▶ **Stated task**: Copy the items below word for word, leaving out the pictures.

▶ **Material supplied**:
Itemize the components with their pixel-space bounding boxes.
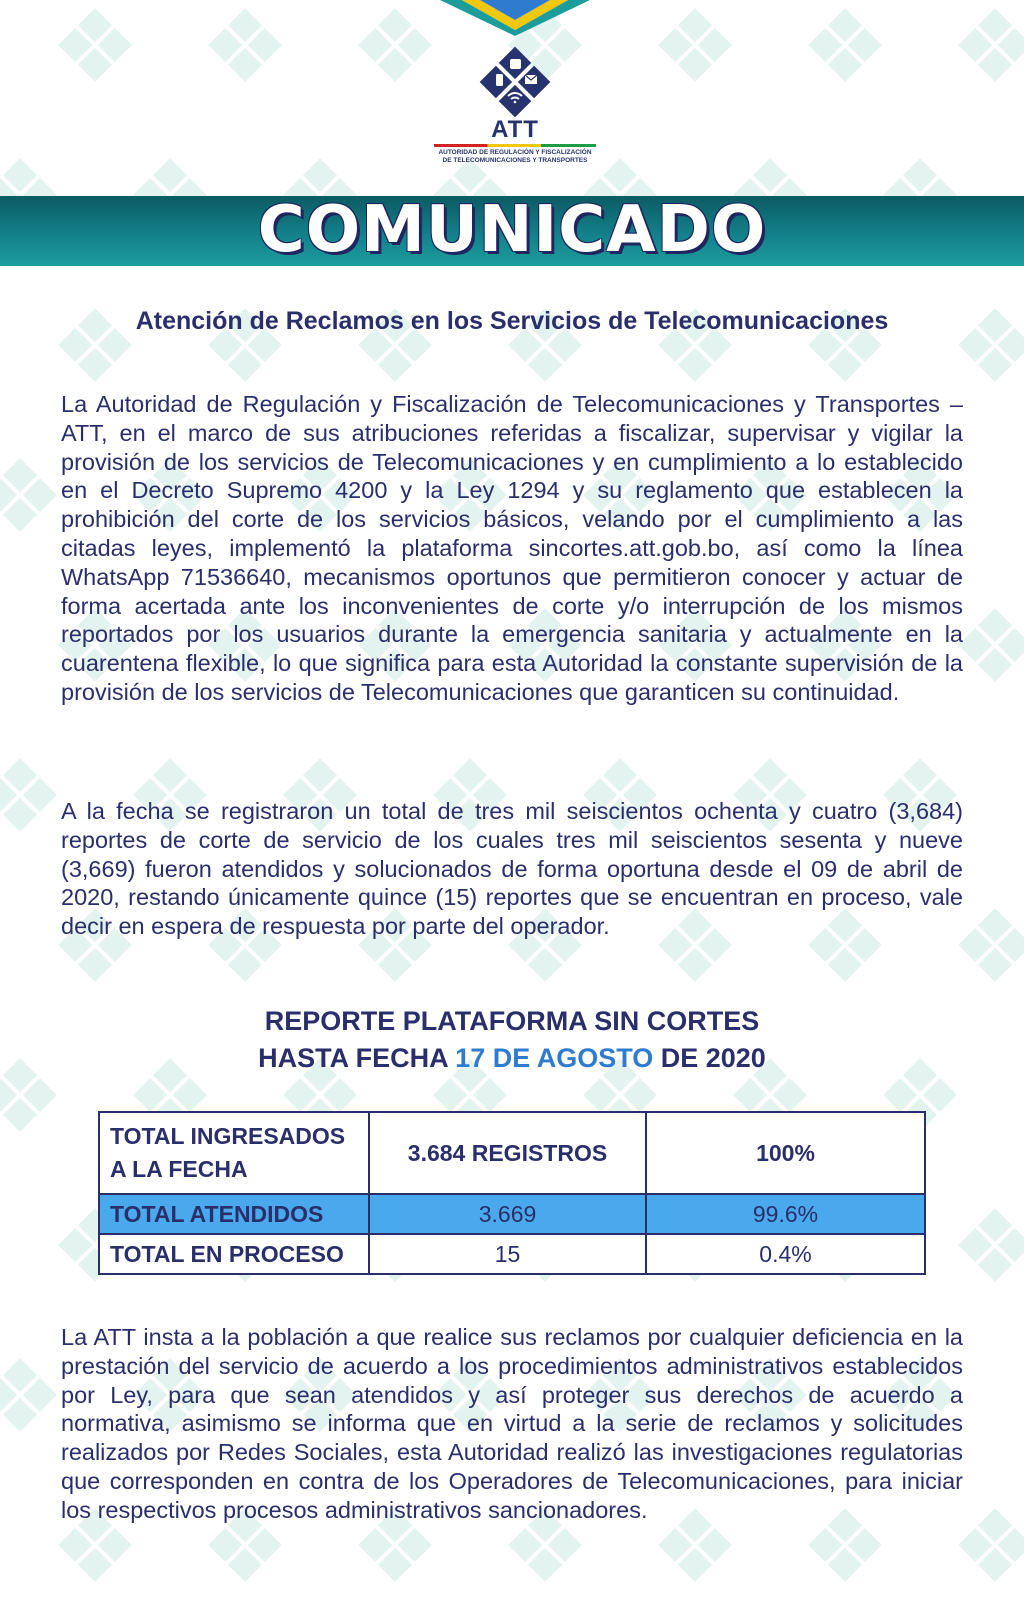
logo-mark — [468, 44, 562, 120]
top-chevron-decoration — [440, 0, 590, 36]
background-diamond-tile — [0, 758, 57, 832]
report-title — [60, 1003, 964, 1077]
background-diamond-tile — [658, 8, 732, 82]
table-row — [99, 1234, 925, 1274]
phone-icon — [496, 74, 503, 86]
background-diamond-tile — [958, 1508, 1024, 1582]
background-diamond-tile — [0, 1058, 57, 1132]
row-label: TOTAL INGRESADOS A LA FECHA — [99, 1112, 369, 1194]
envelope-icon — [525, 75, 537, 84]
row-percent: 99.6% — [646, 1194, 925, 1234]
row-label: TOTAL EN PROCESO — [99, 1234, 369, 1274]
table-row — [99, 1112, 925, 1194]
logo-org-name: AUTORIDAD DE REGULACIÓN Y FISCALIZACIÓN DE TELECOMUNICACIONES Y TRANSPORTES — [438, 149, 592, 164]
title-banner — [0, 193, 1024, 267]
banner-title: COMUNICADO — [257, 193, 767, 267]
table-row-highlighted — [99, 1194, 925, 1234]
background-diamond-tile — [958, 1208, 1024, 1282]
background-diamond-tile — [0, 458, 57, 532]
background-diamond-tile — [958, 8, 1024, 82]
row-label: TOTAL ATENDIDOS — [99, 1194, 369, 1234]
row-value: 15 — [369, 1234, 646, 1274]
paragraph-intro: La Autoridad de Regulación y Fiscalización de Telecomunicaciones y Transportes – ATT, en el marco de sus atribuciones referidas a fiscalizar, supervisar y vigilar la provisión de los servicios de Telecomunicaciones y en cumplimiento a lo establecido en el Decreto Supremo 4200 y la Ley 1294 y su reglamento que establecen la prohibición del corte de los servicios básicos, velando por el cumplimiento a las citadas leyes, implementó la plataforma sincortes.att.gob.bo, así como la línea WhatsApp 71536640, mecanismos oportunos que permitieron conocer y actuar de forma acertada ante los inconvenientes de corte y/o interrupción de los mismos reportados por los usuarios durante la emergencia sanitaria y actualmente en la cuarentena flexible, lo que significa para esta Autoridad la constante supervisión de la provisión de los servicios de Telecomunicaciones que garanticen su continuidad. — [61, 391, 963, 705]
paragraph-closing: La ATT insta a la población a que realice sus reclamos por cualquier deficiencia en la prestación del servicio de acuerdo a los procedimientos administrativos establecidos por Ley, para que sean atendidos y así proteger sus derechos de acuerdo a normativa, asimismo se informa que en virtud a la serie de reclamos y solicitudes realizados por Redes Sociales, esta Autoridad realizó las investigaciones regulatorias que corresponden en contra de los Operadores de Telecomunicaciones, para iniciar los respectivos procesos administrativos sancionadores. — [61, 1324, 963, 1523]
bus-icon — [510, 59, 521, 69]
report-date: 17 DE AGOSTO — [455, 1043, 654, 1073]
att-logo — [430, 44, 600, 179]
report-title-line1: REPORTE PLATAFORMA SIN CORTES — [264, 1006, 760, 1036]
headline: Atención de Reclamos en los Servicios de Telecomunicaciones — [135, 307, 889, 335]
background-diamond-tile — [0, 1358, 57, 1432]
report-table — [98, 1111, 926, 1275]
paragraph-statistics: A la fecha se registraron un total de tres mil seiscientos ochenta y cuatro (3,684) reportes de corte de servicio de los cuales tres mil seiscientos sesenta y nueve (3,669) fueron atendidos y solucionados de forma oportuna desde el 09 de abril de 2020, restando únicamente quince (15) reportes que se encuentran en proceso, vale decir en espera de respuesta por parte del operador. — [61, 798, 963, 940]
logo-tricolor-rule — [434, 144, 596, 147]
row-percent: 0.4% — [646, 1234, 925, 1274]
row-value: 3.684 REGISTROS — [369, 1112, 646, 1194]
background-diamond-tile — [808, 8, 882, 82]
background-diamond-tile — [208, 8, 282, 82]
background-diamond-tile — [958, 308, 1024, 382]
background-diamond-tile — [958, 608, 1024, 682]
background-diamond-tile — [358, 8, 432, 82]
row-value: 3.669 — [369, 1194, 646, 1234]
logo-acronym: ATT — [491, 116, 539, 143]
row-percent: 100% — [646, 1112, 925, 1194]
report-title-line2: HASTA FECHA 17 DE AGOSTO DE 2020 — [258, 1043, 766, 1073]
background-diamond-tile — [58, 8, 132, 82]
background-diamond-tile — [958, 908, 1024, 982]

▶ **Solved problem**:
Itemize the components with their pixel-space bounding boxes.
logo-mark — [468, 44, 562, 120]
top-chevron-decoration — [440, 0, 590, 36]
background-diamond-tile — [0, 758, 57, 832]
report-title — [60, 1003, 964, 1077]
background-diamond-tile — [658, 8, 732, 82]
table-row — [99, 1234, 925, 1274]
phone-icon — [496, 74, 503, 86]
background-diamond-tile — [958, 1508, 1024, 1582]
background-diamond-tile — [0, 1058, 57, 1132]
row-label: TOTAL INGRESADOS A LA FECHA — [99, 1112, 369, 1194]
envelope-icon — [525, 75, 537, 84]
row-percent: 99.6% — [646, 1194, 925, 1234]
row-label: TOTAL EN PROCESO — [99, 1234, 369, 1274]
table-row — [99, 1112, 925, 1194]
logo-org-name: AUTORIDAD DE REGULACIÓN Y FISCALIZACIÓN DE TELECOMUNICACIONES Y TRANSPORTES — [438, 149, 592, 164]
title-banner — [0, 193, 1024, 267]
banner-title: COMUNICADO — [257, 193, 767, 267]
table-row-highlighted — [99, 1194, 925, 1234]
background-diamond-tile — [958, 1208, 1024, 1282]
background-diamond-tile — [0, 458, 57, 532]
background-diamond-tile — [958, 8, 1024, 82]
row-label: TOTAL ATENDIDOS — [99, 1194, 369, 1234]
row-value: 15 — [369, 1234, 646, 1274]
paragraph-intro: La Autoridad de Regulación y Fiscalización de Telecomunicaciones y Transportes – ATT, en el marco de sus atribuciones referidas a fiscalizar, supervisar y vigilar la provisión de los servicios de Telecomunicaciones y en cumplimiento a lo establecido en el Decreto Supremo 4200 y la Ley 1294 y su reglamento que establecen la prohibición del corte de los servicios básicos, velando por el cumplimiento a las citadas leyes, implementó la plataforma sincortes.att.gob.bo, así como la línea WhatsApp 71536640, mecanismos oportunos que permitieron conocer y actuar de forma acertada ante los inconvenientes de corte y/o interrupción de los mismos reportados por los usuarios durante la emergencia sanitaria y actualmente en la cuarentena flexible, lo que significa para esta Autoridad la constante supervisión de la provisión de los servicios de Telecomunicaciones que garanticen su continuidad. — [61, 391, 963, 705]
paragraph-closing: La ATT insta a la población a que realice sus reclamos por cualquier deficiencia en la prestación del servicio de acuerdo a los procedimientos administrativos establecidos por Ley, para que sean atendidos y así proteger sus derechos de acuerdo a normativa, asimismo se informa que en virtud a la serie de reclamos y solicitudes realizados por Redes Sociales, esta Autoridad realizó las investigaciones regulatorias que corresponden en contra de los Operadores de Telecomunicaciones, para iniciar los respectivos procesos administrativos sancionadores. — [61, 1324, 963, 1523]
bus-icon — [510, 59, 521, 69]
report-date: 17 DE AGOSTO — [455, 1043, 654, 1073]
att-logo — [430, 44, 600, 179]
report-title-line1: REPORTE PLATAFORMA SIN CORTES — [264, 1006, 760, 1036]
headline: Atención de Reclamos en los Servicios de Telecomunicaciones — [135, 307, 889, 335]
background-diamond-tile — [0, 1358, 57, 1432]
report-table — [98, 1111, 926, 1275]
paragraph-statistics: A la fecha se registraron un total de tres mil seiscientos ochenta y cuatro (3,684) reportes de corte de servicio de los cuales tres mil seiscientos sesenta y nueve (3,669) fueron atendidos y solucionados de forma oportuna desde el 09 de abril de 2020, restando únicamente quince (15) reportes que se encuentran en proceso, vale decir en espera de respuesta por parte del operador. — [61, 798, 963, 940]
logo-tricolor-rule — [434, 144, 596, 147]
row-percent: 0.4% — [646, 1234, 925, 1274]
row-value: 3.684 REGISTROS — [369, 1112, 646, 1194]
background-diamond-tile — [808, 8, 882, 82]
background-diamond-tile — [208, 8, 282, 82]
background-diamond-tile — [958, 308, 1024, 382]
background-diamond-tile — [958, 608, 1024, 682]
background-diamond-tile — [358, 8, 432, 82]
row-value: 3.669 — [369, 1194, 646, 1234]
logo-acronym: ATT — [491, 116, 539, 143]
row-percent: 100% — [646, 1112, 925, 1194]
report-title-line2: HASTA FECHA 17 DE AGOSTO DE 2020 — [258, 1043, 766, 1073]
background-diamond-tile — [58, 8, 132, 82]
background-diamond-tile — [958, 908, 1024, 982]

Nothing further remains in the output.